>> BEGIN Dataset records
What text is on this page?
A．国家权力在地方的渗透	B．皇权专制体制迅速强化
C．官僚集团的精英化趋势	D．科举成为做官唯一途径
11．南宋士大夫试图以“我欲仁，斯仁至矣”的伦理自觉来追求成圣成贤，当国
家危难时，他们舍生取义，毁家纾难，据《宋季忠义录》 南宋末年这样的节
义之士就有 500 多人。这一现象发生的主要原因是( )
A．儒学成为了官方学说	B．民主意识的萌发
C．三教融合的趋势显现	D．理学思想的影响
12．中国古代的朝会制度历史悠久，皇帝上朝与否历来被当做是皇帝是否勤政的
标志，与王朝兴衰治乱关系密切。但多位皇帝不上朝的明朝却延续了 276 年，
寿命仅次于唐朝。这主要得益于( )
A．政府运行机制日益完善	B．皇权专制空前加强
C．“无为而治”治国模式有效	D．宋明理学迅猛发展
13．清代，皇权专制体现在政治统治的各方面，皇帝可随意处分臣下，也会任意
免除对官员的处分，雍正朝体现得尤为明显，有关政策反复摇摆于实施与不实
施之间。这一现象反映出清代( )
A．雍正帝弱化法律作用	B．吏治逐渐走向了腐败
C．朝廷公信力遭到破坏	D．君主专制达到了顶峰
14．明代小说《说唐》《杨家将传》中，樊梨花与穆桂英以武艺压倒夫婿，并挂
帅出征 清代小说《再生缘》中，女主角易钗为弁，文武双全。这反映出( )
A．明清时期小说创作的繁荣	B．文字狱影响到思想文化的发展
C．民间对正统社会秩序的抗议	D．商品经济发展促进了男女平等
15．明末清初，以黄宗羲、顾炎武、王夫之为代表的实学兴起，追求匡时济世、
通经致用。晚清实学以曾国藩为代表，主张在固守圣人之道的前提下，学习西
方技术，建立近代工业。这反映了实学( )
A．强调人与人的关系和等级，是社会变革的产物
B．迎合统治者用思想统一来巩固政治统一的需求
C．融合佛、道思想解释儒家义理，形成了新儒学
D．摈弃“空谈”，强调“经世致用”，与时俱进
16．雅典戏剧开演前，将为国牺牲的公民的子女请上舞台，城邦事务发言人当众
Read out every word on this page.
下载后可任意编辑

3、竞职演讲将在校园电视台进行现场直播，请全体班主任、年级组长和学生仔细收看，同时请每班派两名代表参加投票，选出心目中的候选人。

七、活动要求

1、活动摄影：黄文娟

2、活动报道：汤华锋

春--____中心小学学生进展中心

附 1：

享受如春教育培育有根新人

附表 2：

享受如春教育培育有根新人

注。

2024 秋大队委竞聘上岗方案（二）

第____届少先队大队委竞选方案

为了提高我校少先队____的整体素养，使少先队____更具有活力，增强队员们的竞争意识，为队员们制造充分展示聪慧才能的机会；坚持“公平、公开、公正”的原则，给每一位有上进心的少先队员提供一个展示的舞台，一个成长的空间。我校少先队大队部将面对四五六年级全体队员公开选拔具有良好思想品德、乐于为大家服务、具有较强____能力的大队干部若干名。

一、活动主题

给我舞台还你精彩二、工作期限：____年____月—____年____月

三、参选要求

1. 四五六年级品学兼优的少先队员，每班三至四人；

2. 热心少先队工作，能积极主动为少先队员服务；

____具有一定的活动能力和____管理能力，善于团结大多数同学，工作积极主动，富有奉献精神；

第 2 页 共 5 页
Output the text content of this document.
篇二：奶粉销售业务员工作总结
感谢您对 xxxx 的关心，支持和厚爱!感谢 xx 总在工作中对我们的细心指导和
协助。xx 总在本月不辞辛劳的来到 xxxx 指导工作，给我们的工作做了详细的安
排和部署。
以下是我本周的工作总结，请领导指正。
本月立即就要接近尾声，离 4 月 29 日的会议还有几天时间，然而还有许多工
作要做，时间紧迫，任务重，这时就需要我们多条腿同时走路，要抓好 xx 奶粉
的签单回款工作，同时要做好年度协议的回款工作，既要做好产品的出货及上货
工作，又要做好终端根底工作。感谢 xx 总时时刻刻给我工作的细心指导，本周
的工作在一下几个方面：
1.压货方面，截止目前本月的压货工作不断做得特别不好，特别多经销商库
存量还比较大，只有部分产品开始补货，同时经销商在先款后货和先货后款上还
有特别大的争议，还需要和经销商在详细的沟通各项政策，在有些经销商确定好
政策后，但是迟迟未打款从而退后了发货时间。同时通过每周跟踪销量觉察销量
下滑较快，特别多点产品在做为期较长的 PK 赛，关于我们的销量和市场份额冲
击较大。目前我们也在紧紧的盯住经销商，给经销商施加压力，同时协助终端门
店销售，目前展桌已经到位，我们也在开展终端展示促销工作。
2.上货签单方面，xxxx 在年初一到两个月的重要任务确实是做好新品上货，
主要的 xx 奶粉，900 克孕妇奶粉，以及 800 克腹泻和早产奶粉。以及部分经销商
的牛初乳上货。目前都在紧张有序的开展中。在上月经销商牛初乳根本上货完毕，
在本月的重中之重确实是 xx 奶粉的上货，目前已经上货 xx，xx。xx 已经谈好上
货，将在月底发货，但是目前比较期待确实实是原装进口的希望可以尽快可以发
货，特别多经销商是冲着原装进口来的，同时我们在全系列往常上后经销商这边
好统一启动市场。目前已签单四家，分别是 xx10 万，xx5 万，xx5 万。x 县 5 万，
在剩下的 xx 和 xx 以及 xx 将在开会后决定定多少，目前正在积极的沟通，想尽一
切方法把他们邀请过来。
>> END Dataset records
◆ **What is asked**
Set down all of the records shown above once more, exactly.

◆ **In response**
What text is on this page?
A．国家权力在地方的渗透	B．皇权专制体制迅速强化
C．官僚集团的精英化趋势	D．科举成为做官唯一途径
11．南宋士大夫试图以“我欲仁，斯仁至矣”的伦理自觉来追求成圣成贤，当国
家危难时，他们舍生取义，毁家纾难，据《宋季忠义录》 南宋末年这样的节
义之士就有 500 多人。这一现象发生的主要原因是( )
A．儒学成为了官方学说	B．民主意识的萌发
C．三教融合的趋势显现	D．理学思想的影响
12．中国古代的朝会制度历史悠久，皇帝上朝与否历来被当做是皇帝是否勤政的
标志，与王朝兴衰治乱关系密切。但多位皇帝不上朝的明朝却延续了 276 年，
寿命仅次于唐朝。这主要得益于( )
A．政府运行机制日益完善	B．皇权专制空前加强
C．“无为而治”治国模式有效	D．宋明理学迅猛发展
13．清代，皇权专制体现在政治统治的各方面，皇帝可随意处分臣下，也会任意
免除对官员的处分，雍正朝体现得尤为明显，有关政策反复摇摆于实施与不实
施之间。这一现象反映出清代( )
A．雍正帝弱化法律作用	B．吏治逐渐走向了腐败
C．朝廷公信力遭到破坏	D．君主专制达到了顶峰
14．明代小说《说唐》《杨家将传》中，樊梨花与穆桂英以武艺压倒夫婿，并挂
帅出征 清代小说《再生缘》中，女主角易钗为弁，文武双全。这反映出( )
A．明清时期小说创作的繁荣	B．文字狱影响到思想文化的发展
C．民间对正统社会秩序的抗议	D．商品经济发展促进了男女平等
15．明末清初，以黄宗羲、顾炎武、王夫之为代表的实学兴起，追求匡时济世、
通经致用。晚清实学以曾国藩为代表，主张在固守圣人之道的前提下，学习西
方技术，建立近代工业。这反映了实学( )
A．强调人与人的关系和等级，是社会变革的产物
B．迎合统治者用思想统一来巩固政治统一的需求
C．融合佛、道思想解释儒家义理，形成了新儒学
D．摈弃“空谈”，强调“经世致用”，与时俱进
16．雅典戏剧开演前，将为国牺牲的公民的子女请上舞台，城邦事务发言人当众
Read out every word on this page.
下载后可任意编辑

3、竞职演讲将在校园电视台进行现场直播，请全体班主任、年级组长和学生仔细收看，同时请每班派两名代表参加投票，选出心目中的候选人。

七、活动要求

1、活动摄影：黄文娟

2、活动报道：汤华锋

春--____中心小学学生进展中心

附 1：

享受如春教育培育有根新人

附表 2：

享受如春教育培育有根新人

注。

2024 秋大队委竞聘上岗方案（二）

第____届少先队大队委竞选方案

为了提高我校少先队____的整体素养，使少先队____更具有活力，增强队员们的竞争意识，为队员们制造充分展示聪慧才能的机会；坚持“公平、公开、公正”的原则，给每一位有上进心的少先队员提供一个展示的舞台，一个成长的空间。我校少先队大队部将面对四五六年级全体队员公开选拔具有良好思想品德、乐于为大家服务、具有较强____能力的大队干部若干名。

一、活动主题

给我舞台还你精彩二、工作期限：____年____月—____年____月

三、参选要求

1. 四五六年级品学兼优的少先队员，每班三至四人；

2. 热心少先队工作，能积极主动为少先队员服务；

____具有一定的活动能力和____管理能力，善于团结大多数同学，工作积极主动，富有奉献精神；

第 2 页 共 5 页
Output the text content of this document.
篇二：奶粉销售业务员工作总结
感谢您对 xxxx 的关心，支持和厚爱!感谢 xx 总在工作中对我们的细心指导和
协助。xx 总在本月不辞辛劳的来到 xxxx 指导工作，给我们的工作做了详细的安
排和部署。
以下是我本周的工作总结，请领导指正。
本月立即就要接近尾声，离 4 月 29 日的会议还有几天时间，然而还有许多工
作要做，时间紧迫，任务重，这时就需要我们多条腿同时走路，要抓好 xx 奶粉
的签单回款工作，同时要做好年度协议的回款工作，既要做好产品的出货及上货
工作，又要做好终端根底工作。感谢 xx 总时时刻刻给我工作的细心指导，本周
的工作在一下几个方面：
1.压货方面，截止目前本月的压货工作不断做得特别不好，特别多经销商库
存量还比较大，只有部分产品开始补货，同时经销商在先款后货和先货后款上还
有特别大的争议，还需要和经销商在详细的沟通各项政策，在有些经销商确定好
政策后，但是迟迟未打款从而退后了发货时间。同时通过每周跟踪销量觉察销量
下滑较快，特别多点产品在做为期较长的 PK 赛，关于我们的销量和市场份额冲
击较大。目前我们也在紧紧的盯住经销商，给经销商施加压力，同时协助终端门
店销售，目前展桌已经到位，我们也在开展终端展示促销工作。
2.上货签单方面，xxxx 在年初一到两个月的重要任务确实是做好新品上货，
主要的 xx 奶粉，900 克孕妇奶粉，以及 800 克腹泻和早产奶粉。以及部分经销商
的牛初乳上货。目前都在紧张有序的开展中。在上月经销商牛初乳根本上货完毕，
在本月的重中之重确实是 xx 奶粉的上货，目前已经上货 xx，xx。xx 已经谈好上
货，将在月底发货，但是目前比较期待确实实是原装进口的希望可以尽快可以发
货，特别多经销商是冲着原装进口来的，同时我们在全系列往常上后经销商这边
好统一启动市场。目前已签单四家，分别是 xx10 万，xx5 万，xx5 万。x 县 5 万，
在剩下的 xx 和 xx 以及 xx 将在开会后决定定多少，目前正在积极的沟通，想尽一
切方法把他们邀请过来。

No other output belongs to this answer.